#### [What is required]
Search the material for the word "icon" and report each line where it turns up.

:: The input ::

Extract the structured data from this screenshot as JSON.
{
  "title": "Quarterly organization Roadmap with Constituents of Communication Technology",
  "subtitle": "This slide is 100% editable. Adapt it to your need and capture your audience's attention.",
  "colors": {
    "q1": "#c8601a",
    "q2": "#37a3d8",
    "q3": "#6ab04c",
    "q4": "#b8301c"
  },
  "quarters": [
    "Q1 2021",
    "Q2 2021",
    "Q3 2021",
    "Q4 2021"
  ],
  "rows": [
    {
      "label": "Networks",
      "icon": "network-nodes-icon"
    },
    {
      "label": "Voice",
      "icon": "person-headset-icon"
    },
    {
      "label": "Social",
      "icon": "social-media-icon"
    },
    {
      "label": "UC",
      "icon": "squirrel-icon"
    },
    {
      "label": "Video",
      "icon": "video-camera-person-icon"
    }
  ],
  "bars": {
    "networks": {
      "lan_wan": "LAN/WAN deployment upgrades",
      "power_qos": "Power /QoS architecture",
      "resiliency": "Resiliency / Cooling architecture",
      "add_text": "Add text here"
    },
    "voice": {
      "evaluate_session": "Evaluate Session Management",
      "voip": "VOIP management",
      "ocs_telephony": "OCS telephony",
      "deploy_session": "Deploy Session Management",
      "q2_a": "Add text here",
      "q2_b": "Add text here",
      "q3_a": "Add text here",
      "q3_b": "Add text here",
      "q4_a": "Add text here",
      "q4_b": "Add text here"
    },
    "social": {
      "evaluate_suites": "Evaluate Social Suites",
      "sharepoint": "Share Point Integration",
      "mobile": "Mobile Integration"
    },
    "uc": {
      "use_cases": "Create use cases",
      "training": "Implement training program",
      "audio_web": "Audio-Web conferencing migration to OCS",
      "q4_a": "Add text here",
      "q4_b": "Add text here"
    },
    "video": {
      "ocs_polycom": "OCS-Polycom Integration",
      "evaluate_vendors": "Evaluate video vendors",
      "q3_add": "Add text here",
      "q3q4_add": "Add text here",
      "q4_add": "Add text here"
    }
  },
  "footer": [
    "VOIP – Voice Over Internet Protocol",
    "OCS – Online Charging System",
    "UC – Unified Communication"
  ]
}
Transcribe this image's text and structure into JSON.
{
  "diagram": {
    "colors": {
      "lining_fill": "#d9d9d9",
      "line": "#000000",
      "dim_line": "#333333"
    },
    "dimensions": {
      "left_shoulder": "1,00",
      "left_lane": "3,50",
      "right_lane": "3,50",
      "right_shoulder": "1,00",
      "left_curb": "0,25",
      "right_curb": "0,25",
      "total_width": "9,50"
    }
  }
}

:::

#### [Task answer]
      "icon": "network-nodes-icon"
      "icon": "person-headset-icon"
      "icon": "social-media-icon"
      "icon": "squirrel-icon"
      "icon": "video-camera-person-icon"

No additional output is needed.